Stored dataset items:

----------

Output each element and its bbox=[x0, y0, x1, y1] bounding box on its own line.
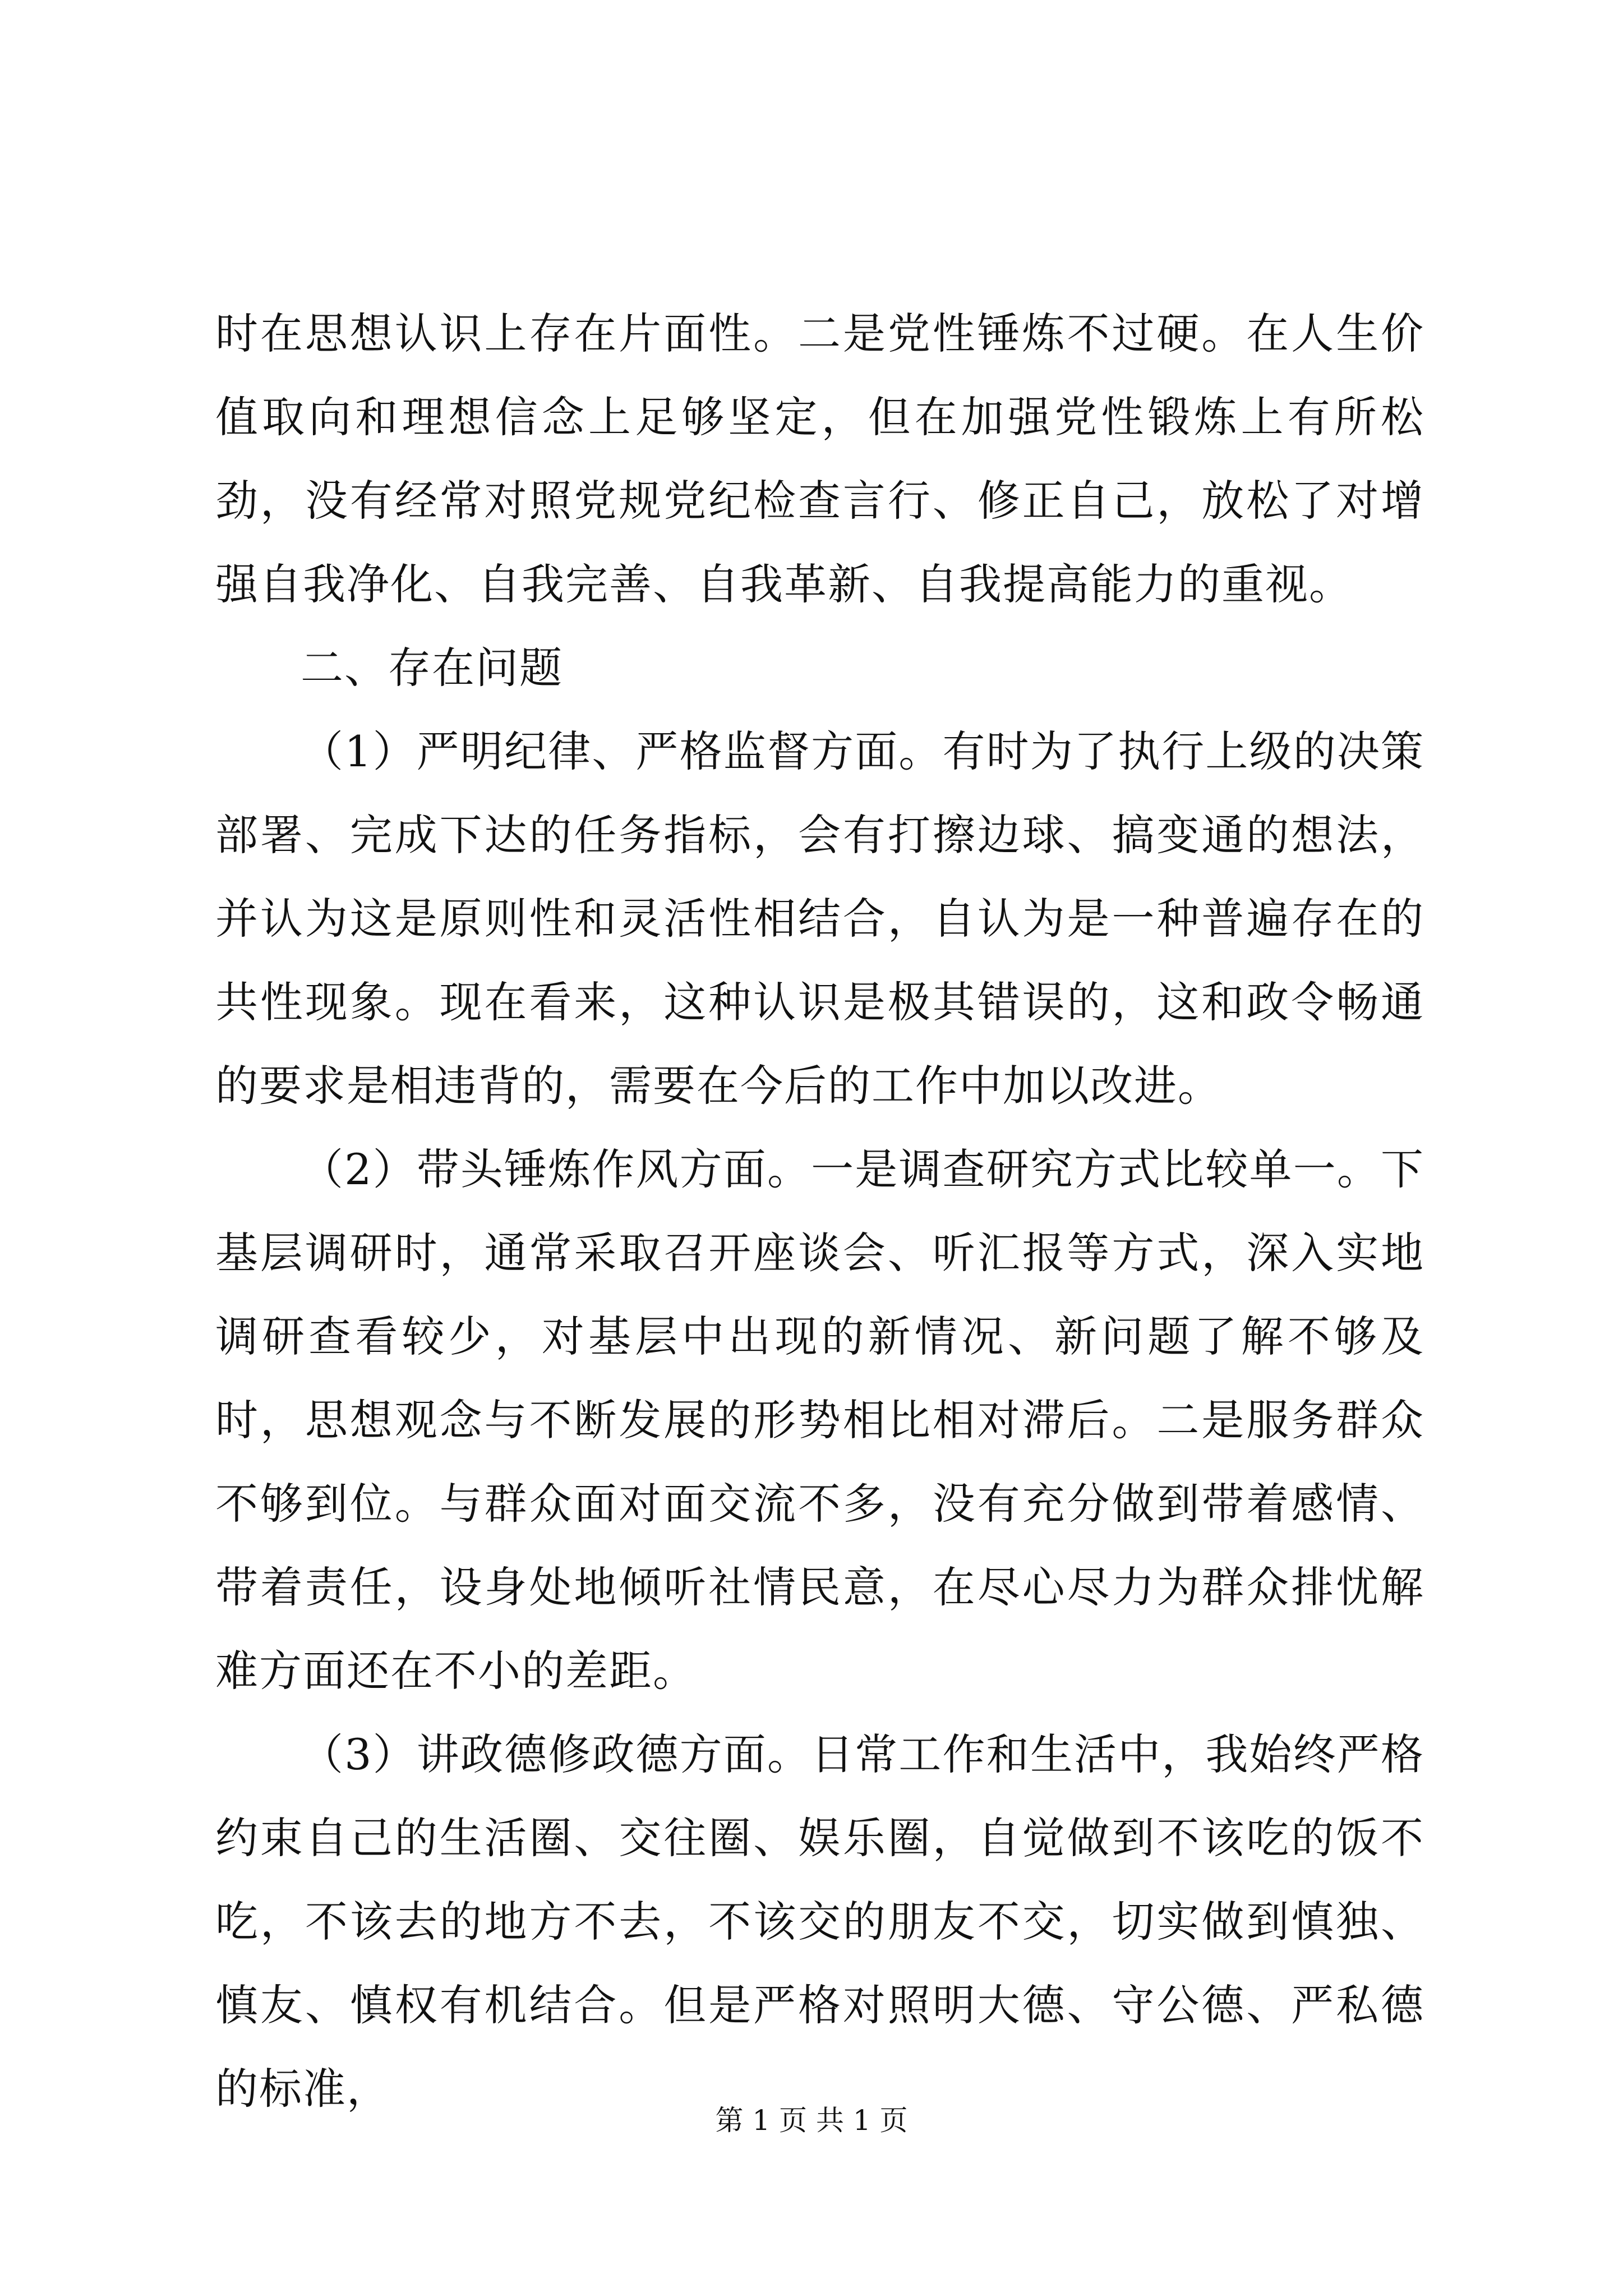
paragraph-continued: 时在思想认识上存在片面性。二是党性锤炼不过硬。在人生价值取向和理想信念上足够坚定，但在加强党性锻炼上有所松劲，没有经常对照党规党纪检查言行、修正自己，放松了对增强自我净化、自我完善、自我革新、自我提高能力的重视。 bbox=[215, 309, 1424, 609]
paragraph-political-ethics: （3）讲政德修政德方面。日常工作和生活中，我始终严格约束自己的生活圈、交往圈、娱乐圈，自觉做到不该吃的饭不吃，不该去的地方不去，不该交的朋友不交，切实做到慎独、慎友、慎权有机结合。但是严格对照明大德、守公德、严私德的标准， bbox=[215, 1729, 1424, 2114]
section-heading-problems: 二、存在问题 bbox=[301, 643, 563, 693]
document-body bbox=[215, 292, 1424, 2131]
paragraph-work-style: （2）带头锤炼作风方面。一是调查研究方式比较单一。下基层调研时，通常采取召开座谈会、听汇报等方式，深入实地调研查看较少，对基层中出现的新情况、新问题了解不够及时，思想观念与不断发展的形势相比相对滞后。二是服务群众不够到位。与群众面对面交流不多，没有充分做到带着感情、带着责任，设身处地倾听社情民意，在尽心尽力为群众排忧解难方面还在不小的差距。 bbox=[215, 1144, 1424, 1696]
page-footer: 第 1 页 共 1 页 bbox=[715, 2104, 908, 2137]
paragraph-discipline: （1）严明纪律、严格监督方面。有时为了执行上级的决策部署、完成下达的任务指标，会有打擦边球、搞变通的想法，并认为这是原则性和灵活性相结合，自认为是一种普遍存在的共性现象。现在看来，这种认识是极其错误的，这和政令畅通的要求是相违背的，需要在今后的工作中加以改进。 bbox=[215, 726, 1424, 1111]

----------

▸ EXERCISE AIM: Output the lines of the records above verbatim, omitting any picture lines.

▸ RESPONSE:
Output each element and its bbox=[x0, y0, x1, y1] bounding box on its own line.
paragraph-continued: 时在思想认识上存在片面性。二是党性锤炼不过硬。在人生价值取向和理想信念上足够坚定，但在加强党性锻炼上有所松劲，没有经常对照党规党纪检查言行、修正自己，放松了对增强自我净化、自我完善、自我革新、自我提高能力的重视。 bbox=[215, 309, 1424, 609]
paragraph-political-ethics: （3）讲政德修政德方面。日常工作和生活中，我始终严格约束自己的生活圈、交往圈、娱乐圈，自觉做到不该吃的饭不吃，不该去的地方不去，不该交的朋友不交，切实做到慎独、慎友、慎权有机结合。但是严格对照明大德、守公德、严私德的标准， bbox=[215, 1729, 1424, 2114]
section-heading-problems: 二、存在问题 bbox=[301, 643, 563, 693]
document-body bbox=[215, 292, 1424, 2131]
paragraph-work-style: （2）带头锤炼作风方面。一是调查研究方式比较单一。下基层调研时，通常采取召开座谈会、听汇报等方式，深入实地调研查看较少，对基层中出现的新情况、新问题了解不够及时，思想观念与不断发展的形势相比相对滞后。二是服务群众不够到位。与群众面对面交流不多，没有充分做到带着感情、带着责任，设身处地倾听社情民意，在尽心尽力为群众排忧解难方面还在不小的差距。 bbox=[215, 1144, 1424, 1696]
page-footer: 第 1 页 共 1 页 bbox=[715, 2104, 908, 2137]
paragraph-discipline: （1）严明纪律、严格监督方面。有时为了执行上级的决策部署、完成下达的任务指标，会有打擦边球、搞变通的想法，并认为这是原则性和灵活性相结合，自认为是一种普遍存在的共性现象。现在看来，这种认识是极其错误的，这和政令畅通的要求是相违背的，需要在今后的工作中加以改进。 bbox=[215, 726, 1424, 1111]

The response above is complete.